== EXERCISE BRIEF ==
Each record below is to be reproduced without any change.

-------- DATASET RECORDS --------

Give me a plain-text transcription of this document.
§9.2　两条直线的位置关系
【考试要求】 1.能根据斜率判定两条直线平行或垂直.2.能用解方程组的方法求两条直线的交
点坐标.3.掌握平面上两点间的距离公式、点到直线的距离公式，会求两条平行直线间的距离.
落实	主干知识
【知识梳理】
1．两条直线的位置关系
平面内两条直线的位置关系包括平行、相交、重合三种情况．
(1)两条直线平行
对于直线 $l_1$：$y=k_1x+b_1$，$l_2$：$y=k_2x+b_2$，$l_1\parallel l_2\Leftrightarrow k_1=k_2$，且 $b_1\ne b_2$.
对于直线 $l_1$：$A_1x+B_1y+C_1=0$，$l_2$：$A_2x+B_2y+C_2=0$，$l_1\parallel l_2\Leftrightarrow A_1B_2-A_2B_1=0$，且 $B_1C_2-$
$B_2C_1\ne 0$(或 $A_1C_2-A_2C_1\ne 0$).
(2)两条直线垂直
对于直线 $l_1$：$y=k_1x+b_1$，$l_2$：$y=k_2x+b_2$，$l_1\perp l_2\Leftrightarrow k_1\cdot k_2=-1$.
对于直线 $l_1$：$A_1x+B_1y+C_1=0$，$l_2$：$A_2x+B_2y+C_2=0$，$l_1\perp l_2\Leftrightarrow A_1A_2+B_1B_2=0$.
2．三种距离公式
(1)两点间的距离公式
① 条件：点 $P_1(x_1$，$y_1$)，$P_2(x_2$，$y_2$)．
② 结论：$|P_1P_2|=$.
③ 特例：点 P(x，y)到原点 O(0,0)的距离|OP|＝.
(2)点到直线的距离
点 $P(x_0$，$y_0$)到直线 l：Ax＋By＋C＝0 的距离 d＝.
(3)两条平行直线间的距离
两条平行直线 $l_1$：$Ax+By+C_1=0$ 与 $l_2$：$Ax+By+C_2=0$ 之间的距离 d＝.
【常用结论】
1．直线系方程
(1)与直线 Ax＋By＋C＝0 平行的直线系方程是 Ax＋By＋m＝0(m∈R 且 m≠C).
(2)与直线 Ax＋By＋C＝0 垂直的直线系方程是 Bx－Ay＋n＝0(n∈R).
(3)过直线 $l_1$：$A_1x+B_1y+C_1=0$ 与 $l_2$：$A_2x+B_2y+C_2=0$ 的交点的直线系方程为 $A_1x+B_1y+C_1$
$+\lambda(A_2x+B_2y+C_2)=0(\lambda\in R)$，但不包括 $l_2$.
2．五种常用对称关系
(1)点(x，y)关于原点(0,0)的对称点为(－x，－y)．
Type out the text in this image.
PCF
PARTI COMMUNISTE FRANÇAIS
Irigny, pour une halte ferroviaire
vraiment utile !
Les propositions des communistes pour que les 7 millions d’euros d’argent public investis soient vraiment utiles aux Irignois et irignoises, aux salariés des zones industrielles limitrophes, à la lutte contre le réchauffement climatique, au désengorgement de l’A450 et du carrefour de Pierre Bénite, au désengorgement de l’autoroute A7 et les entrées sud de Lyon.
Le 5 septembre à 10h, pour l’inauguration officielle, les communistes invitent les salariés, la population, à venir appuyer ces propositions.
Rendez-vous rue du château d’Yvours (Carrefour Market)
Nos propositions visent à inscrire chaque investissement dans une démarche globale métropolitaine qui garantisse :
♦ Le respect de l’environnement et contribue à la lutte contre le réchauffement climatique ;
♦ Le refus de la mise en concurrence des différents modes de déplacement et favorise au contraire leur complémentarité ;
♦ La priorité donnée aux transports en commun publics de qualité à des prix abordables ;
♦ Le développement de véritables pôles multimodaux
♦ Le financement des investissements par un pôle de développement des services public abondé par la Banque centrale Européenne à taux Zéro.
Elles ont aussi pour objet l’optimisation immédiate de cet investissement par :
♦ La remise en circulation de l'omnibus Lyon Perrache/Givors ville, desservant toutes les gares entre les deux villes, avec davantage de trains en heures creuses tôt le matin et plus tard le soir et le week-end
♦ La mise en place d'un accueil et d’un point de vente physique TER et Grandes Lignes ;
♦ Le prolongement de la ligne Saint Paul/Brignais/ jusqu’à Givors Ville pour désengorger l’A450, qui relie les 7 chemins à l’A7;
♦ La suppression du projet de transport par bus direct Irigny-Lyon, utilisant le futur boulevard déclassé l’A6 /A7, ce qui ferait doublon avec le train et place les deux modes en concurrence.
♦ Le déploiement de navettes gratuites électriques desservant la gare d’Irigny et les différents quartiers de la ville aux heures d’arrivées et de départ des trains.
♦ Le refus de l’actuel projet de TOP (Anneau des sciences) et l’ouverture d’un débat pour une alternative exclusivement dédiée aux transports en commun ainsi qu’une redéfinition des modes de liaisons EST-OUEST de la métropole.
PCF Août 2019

--------

== RESULT BELOW ==
Give me a plain-text transcription of this document.
§9.2　两条直线的位置关系
【考试要求】 1.能根据斜率判定两条直线平行或垂直.2.能用解方程组的方法求两条直线的交
点坐标.3.掌握平面上两点间的距离公式、点到直线的距离公式，会求两条平行直线间的距离.
落实	主干知识
【知识梳理】
1．两条直线的位置关系
平面内两条直线的位置关系包括平行、相交、重合三种情况．
(1)两条直线平行
对于直线 $l_1$：$y=k_1x+b_1$，$l_2$：$y=k_2x+b_2$，$l_1\parallel l_2\Leftrightarrow k_1=k_2$，且 $b_1\ne b_2$.
对于直线 $l_1$：$A_1x+B_1y+C_1=0$，$l_2$：$A_2x+B_2y+C_2=0$，$l_1\parallel l_2\Leftrightarrow A_1B_2-A_2B_1=0$，且 $B_1C_2-$
$B_2C_1\ne 0$(或 $A_1C_2-A_2C_1\ne 0$).
(2)两条直线垂直
对于直线 $l_1$：$y=k_1x+b_1$，$l_2$：$y=k_2x+b_2$，$l_1\perp l_2\Leftrightarrow k_1\cdot k_2=-1$.
对于直线 $l_1$：$A_1x+B_1y+C_1=0$，$l_2$：$A_2x+B_2y+C_2=0$，$l_1\perp l_2\Leftrightarrow A_1A_2+B_1B_2=0$.
2．三种距离公式
(1)两点间的距离公式
① 条件：点 $P_1(x_1$，$y_1$)，$P_2(x_2$，$y_2$)．
② 结论：$|P_1P_2|=$.
③ 特例：点 P(x，y)到原点 O(0,0)的距离|OP|＝.
(2)点到直线的距离
点 $P(x_0$，$y_0$)到直线 l：Ax＋By＋C＝0 的距离 d＝.
(3)两条平行直线间的距离
两条平行直线 $l_1$：$Ax+By+C_1=0$ 与 $l_2$：$Ax+By+C_2=0$ 之间的距离 d＝.
【常用结论】
1．直线系方程
(1)与直线 Ax＋By＋C＝0 平行的直线系方程是 Ax＋By＋m＝0(m∈R 且 m≠C).
(2)与直线 Ax＋By＋C＝0 垂直的直线系方程是 Bx－Ay＋n＝0(n∈R).
(3)过直线 $l_1$：$A_1x+B_1y+C_1=0$ 与 $l_2$：$A_2x+B_2y+C_2=0$ 的交点的直线系方程为 $A_1x+B_1y+C_1$
$+\lambda(A_2x+B_2y+C_2)=0(\lambda\in R)$，但不包括 $l_2$.
2．五种常用对称关系
(1)点(x，y)关于原点(0,0)的对称点为(－x，－y)．
Type out the text in this image.
PCF
PARTI COMMUNISTE FRANÇAIS
Irigny, pour une halte ferroviaire
vraiment utile !
Les propositions des communistes pour que les 7 millions d’euros d’argent public investis soient vraiment utiles aux Irignois et irignoises, aux salariés des zones industrielles limitrophes, à la lutte contre le réchauffement climatique, au désengorgement de l’A450 et du carrefour de Pierre Bénite, au désengorgement de l’autoroute A7 et les entrées sud de Lyon.
Le 5 septembre à 10h, pour l’inauguration officielle, les communistes invitent les salariés, la population, à venir appuyer ces propositions.
Rendez-vous rue du château d’Yvours (Carrefour Market)
Nos propositions visent à inscrire chaque investissement dans une démarche globale métropolitaine qui garantisse :
♦ Le respect de l’environnement et contribue à la lutte contre le réchauffement climatique ;
♦ Le refus de la mise en concurrence des différents modes de déplacement et favorise au contraire leur complémentarité ;
♦ La priorité donnée aux transports en commun publics de qualité à des prix abordables ;
♦ Le développement de véritables pôles multimodaux
♦ Le financement des investissements par un pôle de développement des services public abondé par la Banque centrale Européenne à taux Zéro.
Elles ont aussi pour objet l’optimisation immédiate de cet investissement par :
♦ La remise en circulation de l'omnibus Lyon Perrache/Givors ville, desservant toutes les gares entre les deux villes, avec davantage de trains en heures creuses tôt le matin et plus tard le soir et le week-end
♦ La mise en place d'un accueil et d’un point de vente physique TER et Grandes Lignes ;
♦ Le prolongement de la ligne Saint Paul/Brignais/ jusqu’à Givors Ville pour désengorger l’A450, qui relie les 7 chemins à l’A7;
♦ La suppression du projet de transport par bus direct Irigny-Lyon, utilisant le futur boulevard déclassé l’A6 /A7, ce qui ferait doublon avec le train et place les deux modes en concurrence.
♦ Le déploiement de navettes gratuites électriques desservant la gare d’Irigny et les différents quartiers de la ville aux heures d’arrivées et de départ des trains.
♦ Le refus de l’actuel projet de TOP (Anneau des sciences) et l’ouverture d’un débat pour une alternative exclusivement dédiée aux transports en commun ainsi qu’une redéfinition des modes de liaisons EST-OUEST de la métropole.
PCF Août 2019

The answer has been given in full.